▶ **What is required**: Transcribe all the records with complete accuracy.

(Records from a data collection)
· · · · ·

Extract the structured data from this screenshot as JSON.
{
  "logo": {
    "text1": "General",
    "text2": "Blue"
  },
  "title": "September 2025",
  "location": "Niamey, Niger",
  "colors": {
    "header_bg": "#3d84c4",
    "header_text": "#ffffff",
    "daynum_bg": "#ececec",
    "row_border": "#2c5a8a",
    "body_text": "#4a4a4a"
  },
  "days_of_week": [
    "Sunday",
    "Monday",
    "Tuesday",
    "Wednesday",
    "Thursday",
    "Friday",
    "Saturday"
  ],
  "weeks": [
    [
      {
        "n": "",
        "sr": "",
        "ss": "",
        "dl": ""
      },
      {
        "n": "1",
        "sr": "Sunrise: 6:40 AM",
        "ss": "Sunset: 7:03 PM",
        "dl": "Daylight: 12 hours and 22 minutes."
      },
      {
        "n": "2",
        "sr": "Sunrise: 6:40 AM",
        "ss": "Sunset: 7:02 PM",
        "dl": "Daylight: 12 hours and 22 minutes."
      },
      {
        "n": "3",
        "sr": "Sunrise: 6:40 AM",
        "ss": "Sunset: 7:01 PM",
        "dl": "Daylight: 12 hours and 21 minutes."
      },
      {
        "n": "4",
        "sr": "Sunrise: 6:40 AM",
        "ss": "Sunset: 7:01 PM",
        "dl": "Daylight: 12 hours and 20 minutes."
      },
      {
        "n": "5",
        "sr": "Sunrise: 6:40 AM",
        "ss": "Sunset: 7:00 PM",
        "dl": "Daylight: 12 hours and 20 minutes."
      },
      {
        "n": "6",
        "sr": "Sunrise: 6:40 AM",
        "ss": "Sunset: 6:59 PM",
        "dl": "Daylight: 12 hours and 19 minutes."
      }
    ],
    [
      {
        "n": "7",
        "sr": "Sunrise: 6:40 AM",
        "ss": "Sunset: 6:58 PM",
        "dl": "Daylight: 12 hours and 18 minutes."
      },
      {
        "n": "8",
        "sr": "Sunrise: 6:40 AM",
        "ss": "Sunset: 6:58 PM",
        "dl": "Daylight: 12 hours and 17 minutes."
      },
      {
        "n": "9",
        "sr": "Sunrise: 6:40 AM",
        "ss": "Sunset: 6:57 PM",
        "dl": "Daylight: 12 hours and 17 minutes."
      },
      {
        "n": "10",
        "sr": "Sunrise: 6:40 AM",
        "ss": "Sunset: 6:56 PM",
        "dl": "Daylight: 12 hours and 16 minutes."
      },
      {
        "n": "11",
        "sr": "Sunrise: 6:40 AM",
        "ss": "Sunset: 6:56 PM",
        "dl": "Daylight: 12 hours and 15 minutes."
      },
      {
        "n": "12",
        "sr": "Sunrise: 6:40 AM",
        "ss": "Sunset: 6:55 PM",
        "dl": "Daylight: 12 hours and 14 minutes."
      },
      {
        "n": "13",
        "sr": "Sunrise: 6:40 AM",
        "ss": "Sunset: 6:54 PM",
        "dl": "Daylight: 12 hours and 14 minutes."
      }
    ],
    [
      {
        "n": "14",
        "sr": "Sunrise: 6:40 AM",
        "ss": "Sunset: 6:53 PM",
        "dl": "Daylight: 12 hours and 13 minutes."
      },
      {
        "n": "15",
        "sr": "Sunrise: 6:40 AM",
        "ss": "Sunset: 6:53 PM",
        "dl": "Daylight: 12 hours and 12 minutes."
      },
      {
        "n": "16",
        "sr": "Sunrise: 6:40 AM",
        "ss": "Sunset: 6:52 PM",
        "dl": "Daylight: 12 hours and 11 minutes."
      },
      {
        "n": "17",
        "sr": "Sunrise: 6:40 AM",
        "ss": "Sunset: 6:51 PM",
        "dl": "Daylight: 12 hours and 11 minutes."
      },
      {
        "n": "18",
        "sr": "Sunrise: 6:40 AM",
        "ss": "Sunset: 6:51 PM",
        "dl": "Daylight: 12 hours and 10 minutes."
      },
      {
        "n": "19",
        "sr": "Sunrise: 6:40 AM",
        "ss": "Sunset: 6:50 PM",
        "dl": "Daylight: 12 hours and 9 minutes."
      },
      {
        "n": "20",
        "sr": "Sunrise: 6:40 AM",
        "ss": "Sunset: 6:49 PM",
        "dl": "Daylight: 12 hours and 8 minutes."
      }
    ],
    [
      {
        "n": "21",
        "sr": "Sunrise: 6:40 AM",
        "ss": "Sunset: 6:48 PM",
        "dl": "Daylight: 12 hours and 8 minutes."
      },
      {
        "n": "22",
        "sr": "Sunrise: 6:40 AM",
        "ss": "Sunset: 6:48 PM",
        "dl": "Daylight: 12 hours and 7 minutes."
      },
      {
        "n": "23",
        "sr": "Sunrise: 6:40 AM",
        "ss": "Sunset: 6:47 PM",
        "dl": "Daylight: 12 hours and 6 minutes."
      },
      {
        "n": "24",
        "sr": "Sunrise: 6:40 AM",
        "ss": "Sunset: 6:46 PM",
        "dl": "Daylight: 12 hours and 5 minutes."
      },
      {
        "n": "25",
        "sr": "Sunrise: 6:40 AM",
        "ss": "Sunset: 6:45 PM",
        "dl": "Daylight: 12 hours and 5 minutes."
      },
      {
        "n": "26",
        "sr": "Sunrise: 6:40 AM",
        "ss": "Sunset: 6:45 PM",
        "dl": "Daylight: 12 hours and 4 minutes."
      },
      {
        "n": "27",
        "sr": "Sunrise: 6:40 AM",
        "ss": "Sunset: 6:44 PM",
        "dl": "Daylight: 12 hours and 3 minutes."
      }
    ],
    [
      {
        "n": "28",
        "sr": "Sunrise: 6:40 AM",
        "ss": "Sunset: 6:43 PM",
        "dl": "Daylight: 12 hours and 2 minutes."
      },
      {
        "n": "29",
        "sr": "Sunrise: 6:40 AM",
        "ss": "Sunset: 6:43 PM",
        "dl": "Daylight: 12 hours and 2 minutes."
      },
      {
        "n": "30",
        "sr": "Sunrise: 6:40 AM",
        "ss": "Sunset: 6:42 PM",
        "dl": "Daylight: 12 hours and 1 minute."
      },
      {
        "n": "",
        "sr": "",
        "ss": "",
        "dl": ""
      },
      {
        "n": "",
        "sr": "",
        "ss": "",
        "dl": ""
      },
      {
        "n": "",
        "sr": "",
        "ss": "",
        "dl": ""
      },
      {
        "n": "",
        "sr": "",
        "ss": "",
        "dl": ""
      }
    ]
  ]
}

· · · · ·

▶ **Exercise answer**:
Extract the structured data from this screenshot as JSON.
{
  "logo": {
    "text1": "General",
    "text2": "Blue"
  },
  "title": "September 2025",
  "location": "Niamey, Niger",
  "colors": {
    "header_bg": "#3d84c4",
    "header_text": "#ffffff",
    "daynum_bg": "#ececec",
    "row_border": "#2c5a8a",
    "body_text": "#4a4a4a"
  },
  "days_of_week": [
    "Sunday",
    "Monday",
    "Tuesday",
    "Wednesday",
    "Thursday",
    "Friday",
    "Saturday"
  ],
  "weeks": [
    [
      {
        "n": "",
        "sr": "",
        "ss": "",
        "dl": ""
      },
      {
        "n": "1",
        "sr": "Sunrise: 6:40 AM",
        "ss": "Sunset: 7:03 PM",
        "dl": "Daylight: 12 hours and 22 minutes."
      },
      {
        "n": "2",
        "sr": "Sunrise: 6:40 AM",
        "ss": "Sunset: 7:02 PM",
        "dl": "Daylight: 12 hours and 22 minutes."
      },
      {
        "n": "3",
        "sr": "Sunrise: 6:40 AM",
        "ss": "Sunset: 7:01 PM",
        "dl": "Daylight: 12 hours and 21 minutes."
      },
      {
        "n": "4",
        "sr": "Sunrise: 6:40 AM",
        "ss": "Sunset: 7:01 PM",
        "dl": "Daylight: 12 hours and 20 minutes."
      },
      {
        "n": "5",
        "sr": "Sunrise: 6:40 AM",
        "ss": "Sunset: 7:00 PM",
        "dl": "Daylight: 12 hours and 20 minutes."
      },
      {
        "n": "6",
        "sr": "Sunrise: 6:40 AM",
        "ss": "Sunset: 6:59 PM",
        "dl": "Daylight: 12 hours and 19 minutes."
      }
    ],
    [
      {
        "n": "7",
        "sr": "Sunrise: 6:40 AM",
        "ss": "Sunset: 6:58 PM",
        "dl": "Daylight: 12 hours and 18 minutes."
      },
      {
        "n": "8",
        "sr": "Sunrise: 6:40 AM",
        "ss": "Sunset: 6:58 PM",
        "dl": "Daylight: 12 hours and 17 minutes."
      },
      {
        "n": "9",
        "sr": "Sunrise: 6:40 AM",
        "ss": "Sunset: 6:57 PM",
        "dl": "Daylight: 12 hours and 17 minutes."
      },
      {
        "n": "10",
        "sr": "Sunrise: 6:40 AM",
        "ss": "Sunset: 6:56 PM",
        "dl": "Daylight: 12 hours and 16 minutes."
      },
      {
        "n": "11",
        "sr": "Sunrise: 6:40 AM",
        "ss": "Sunset: 6:56 PM",
        "dl": "Daylight: 12 hours and 15 minutes."
      },
      {
        "n": "12",
        "sr": "Sunrise: 6:40 AM",
        "ss": "Sunset: 6:55 PM",
        "dl": "Daylight: 12 hours and 14 minutes."
      },
      {
        "n": "13",
        "sr": "Sunrise: 6:40 AM",
        "ss": "Sunset: 6:54 PM",
        "dl": "Daylight: 12 hours and 14 minutes."
      }
    ],
    [
      {
        "n": "14",
        "sr": "Sunrise: 6:40 AM",
        "ss": "Sunset: 6:53 PM",
        "dl": "Daylight: 12 hours and 13 minutes."
      },
      {
        "n": "15",
        "sr": "Sunrise: 6:40 AM",
        "ss": "Sunset: 6:53 PM",
        "dl": "Daylight: 12 hours and 12 minutes."
      },
      {
        "n": "16",
        "sr": "Sunrise: 6:40 AM",
        "ss": "Sunset: 6:52 PM",
        "dl": "Daylight: 12 hours and 11 minutes."
      },
      {
        "n": "17",
        "sr": "Sunrise: 6:40 AM",
        "ss": "Sunset: 6:51 PM",
        "dl": "Daylight: 12 hours and 11 minutes."
      },
      {
        "n": "18",
        "sr": "Sunrise: 6:40 AM",
        "ss": "Sunset: 6:51 PM",
        "dl": "Daylight: 12 hours and 10 minutes."
      },
      {
        "n": "19",
        "sr": "Sunrise: 6:40 AM",
        "ss": "Sunset: 6:50 PM",
        "dl": "Daylight: 12 hours and 9 minutes."
      },
      {
        "n": "20",
        "sr": "Sunrise: 6:40 AM",
        "ss": "Sunset: 6:49 PM",
        "dl": "Daylight: 12 hours and 8 minutes."
      }
    ],
    [
      {
        "n": "21",
        "sr": "Sunrise: 6:40 AM",
        "ss": "Sunset: 6:48 PM",
        "dl": "Daylight: 12 hours and 8 minutes."
      },
      {
        "n": "22",
        "sr": "Sunrise: 6:40 AM",
        "ss": "Sunset: 6:48 PM",
        "dl": "Daylight: 12 hours and 7 minutes."
      },
      {
        "n": "23",
        "sr": "Sunrise: 6:40 AM",
        "ss": "Sunset: 6:47 PM",
        "dl": "Daylight: 12 hours and 6 minutes."
      },
      {
        "n": "24",
        "sr": "Sunrise: 6:40 AM",
        "ss": "Sunset: 6:46 PM",
        "dl": "Daylight: 12 hours and 5 minutes."
      },
      {
        "n": "25",
        "sr": "Sunrise: 6:40 AM",
        "ss": "Sunset: 6:45 PM",
        "dl": "Daylight: 12 hours and 5 minutes."
      },
      {
        "n": "26",
        "sr": "Sunrise: 6:40 AM",
        "ss": "Sunset: 6:45 PM",
        "dl": "Daylight: 12 hours and 4 minutes."
      },
      {
        "n": "27",
        "sr": "Sunrise: 6:40 AM",
        "ss": "Sunset: 6:44 PM",
        "dl": "Daylight: 12 hours and 3 minutes."
      }
    ],
    [
      {
        "n": "28",
        "sr": "Sunrise: 6:40 AM",
        "ss": "Sunset: 6:43 PM",
        "dl": "Daylight: 12 hours and 2 minutes."
      },
      {
        "n": "29",
        "sr": "Sunrise: 6:40 AM",
        "ss": "Sunset: 6:43 PM",
        "dl": "Daylight: 12 hours and 2 minutes."
      },
      {
        "n": "30",
        "sr": "Sunrise: 6:40 AM",
        "ss": "Sunset: 6:42 PM",
        "dl": "Daylight: 12 hours and 1 minute."
      },
      {
        "n": "",
        "sr": "",
        "ss": "",
        "dl": ""
      },
      {
        "n": "",
        "sr": "",
        "ss": "",
        "dl": ""
      },
      {
        "n": "",
        "sr": "",
        "ss": "",
        "dl": ""
      },
      {
        "n": "",
        "sr": "",
        "ss": "",
        "dl": ""
      }
    ]
  ]
}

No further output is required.